== SUPPLIED MATERIAL

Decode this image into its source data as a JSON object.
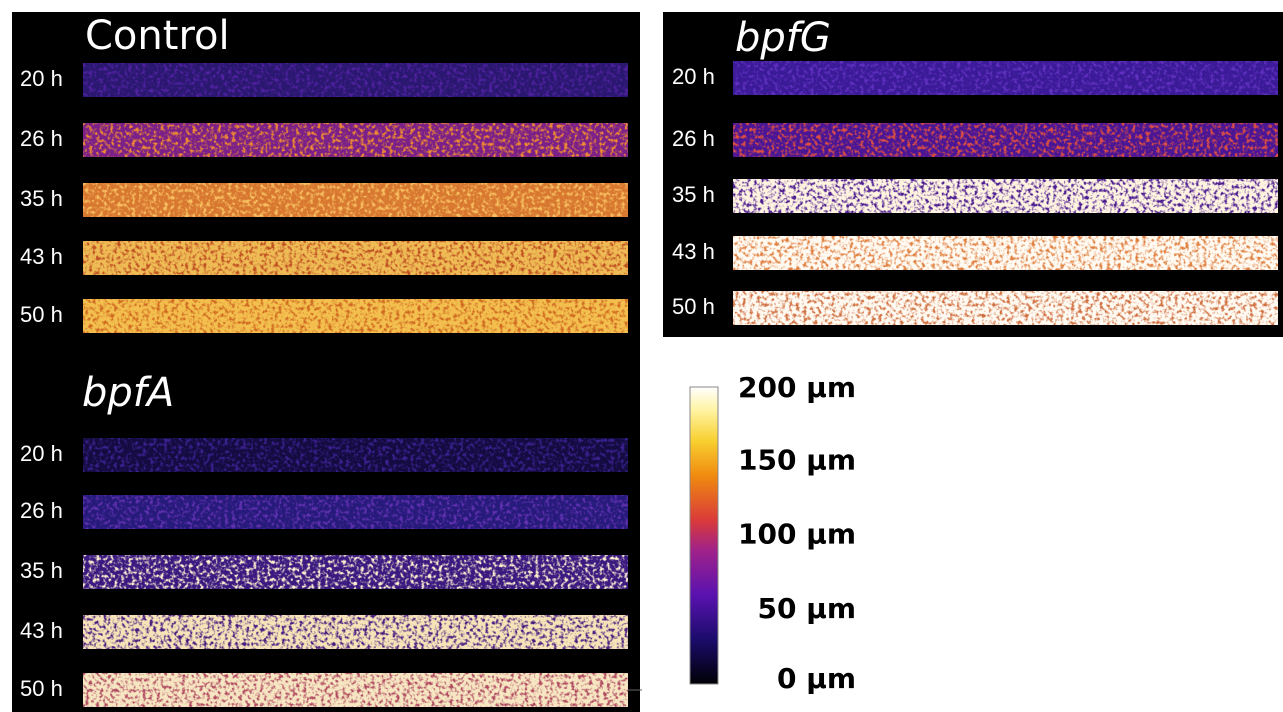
{
  "panels": [
    {
      "title": "Control",
      "rows": [
        "20 h",
        "26 h",
        "35 h",
        "43 h",
        "50 h"
      ]
    },
    {
      "title": "bpfG",
      "rows": [
        "20 h",
        "26 h",
        "35 h",
        "43 h",
        "50 h"
      ]
    },
    {
      "title": "bpfA",
      "rows": [
        "20 h",
        "26 h",
        "35 h",
        "43 h",
        "50 h"
      ]
    }
  ],
  "colorbar": {
    "lim": [
      0,
      200
    ],
    "ticks": [
      {
        "value": 200,
        "label": "200 µm"
      },
      {
        "value": 150,
        "label": "150 µm"
      },
      {
        "value": 100,
        "label": "100 µm"
      },
      {
        "value": 50,
        "label": "50 µm"
      },
      {
        "value": 0,
        "label": "0 µm"
      }
    ]
  }
}
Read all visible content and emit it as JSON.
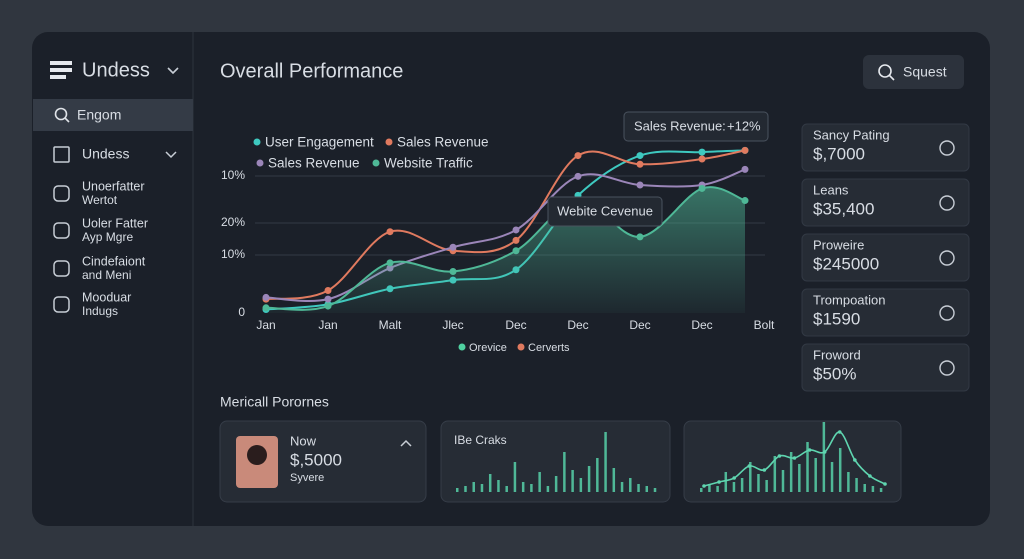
{
  "sidebar": {
    "brand": "Undess",
    "search": "Engom",
    "items": [
      {
        "label": "Undess"
      },
      {
        "label": "Unoerfatter",
        "sublabel": "Wertot"
      },
      {
        "label": "Uoler Fatter",
        "sublabel": "Ayp Mgre"
      },
      {
        "label": "Cindefaiont",
        "sublabel": "and Meni"
      },
      {
        "label": "Mooduar",
        "sublabel": "Indugs"
      }
    ]
  },
  "header": {
    "title": "Overall Performance",
    "button": "Squest"
  },
  "chart": {
    "type": "line",
    "categories": [
      "Jan",
      "Jan",
      "Malt",
      "Jlec",
      "Dec",
      "Dec",
      "Dec",
      "Dec",
      "Bolt"
    ],
    "y_labels": [
      "10%",
      "20%",
      "10%",
      "0"
    ],
    "ylim": [
      0,
      100
    ],
    "series": [
      {
        "name": "User Engagement",
        "color": "#3ec9c0",
        "values": [
          2,
          5,
          14,
          19,
          25,
          68,
          91,
          93,
          94
        ]
      },
      {
        "name": "Sales Revenue",
        "color": "#e07a5f",
        "values": [
          8,
          13,
          47,
          36,
          42,
          91,
          86,
          89,
          94
        ]
      },
      {
        "name": "Sales Revenue",
        "color": "#9b86b9",
        "values": [
          9,
          8,
          26,
          38,
          48,
          79,
          74,
          74,
          83
        ]
      },
      {
        "name": "Website Traffic",
        "color": "#4fb897",
        "values": [
          3,
          4,
          29,
          24,
          36,
          65,
          44,
          72,
          65
        ]
      }
    ],
    "legend_bottom": [
      {
        "name": "Orevice",
        "color": "#4fd1a0"
      },
      {
        "name": "Cerverts",
        "color": "#e07a5f"
      }
    ],
    "tooltip": {
      "label": "Sales Revenue:",
      "value": "+12%"
    },
    "tooltip2": "Webite Cevenue"
  },
  "stats": [
    {
      "label": "Sancy Pating",
      "value": "$,7000"
    },
    {
      "label": "Leans",
      "value": "$35,400"
    },
    {
      "label": "Proweire",
      "value": "$245000"
    },
    {
      "label": "Trompoation",
      "value": "$1590",
      "color": "#e07a5f"
    },
    {
      "label": "Froword",
      "value": "$50%"
    }
  ],
  "section": {
    "title": "Mericall Porornes",
    "cards": [
      {
        "title": "Now",
        "value": "$,5000",
        "subtitle": "Syvere"
      },
      {
        "title": "IBe Craks",
        "bars": [
          4,
          6,
          10,
          8,
          18,
          12,
          6,
          30,
          10,
          8,
          20,
          6,
          16,
          40,
          22,
          14,
          26,
          34,
          60,
          24,
          10,
          14,
          8,
          6,
          4
        ]
      },
      {
        "bars": [
          4,
          8,
          6,
          20,
          10,
          14,
          30,
          18,
          12,
          36,
          22,
          40,
          28,
          50,
          34,
          70,
          30,
          44,
          20,
          14,
          8,
          6,
          4
        ],
        "trend": [
          6,
          10,
          14,
          26,
          22,
          36,
          34,
          42,
          40,
          60,
          32,
          16,
          8
        ]
      }
    ]
  }
}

====

Filter the records above for lines containing the word "JSON", and copy those lines.

Decode this image into its source data as a JSON object.
Read all visible content and emit it as JSON.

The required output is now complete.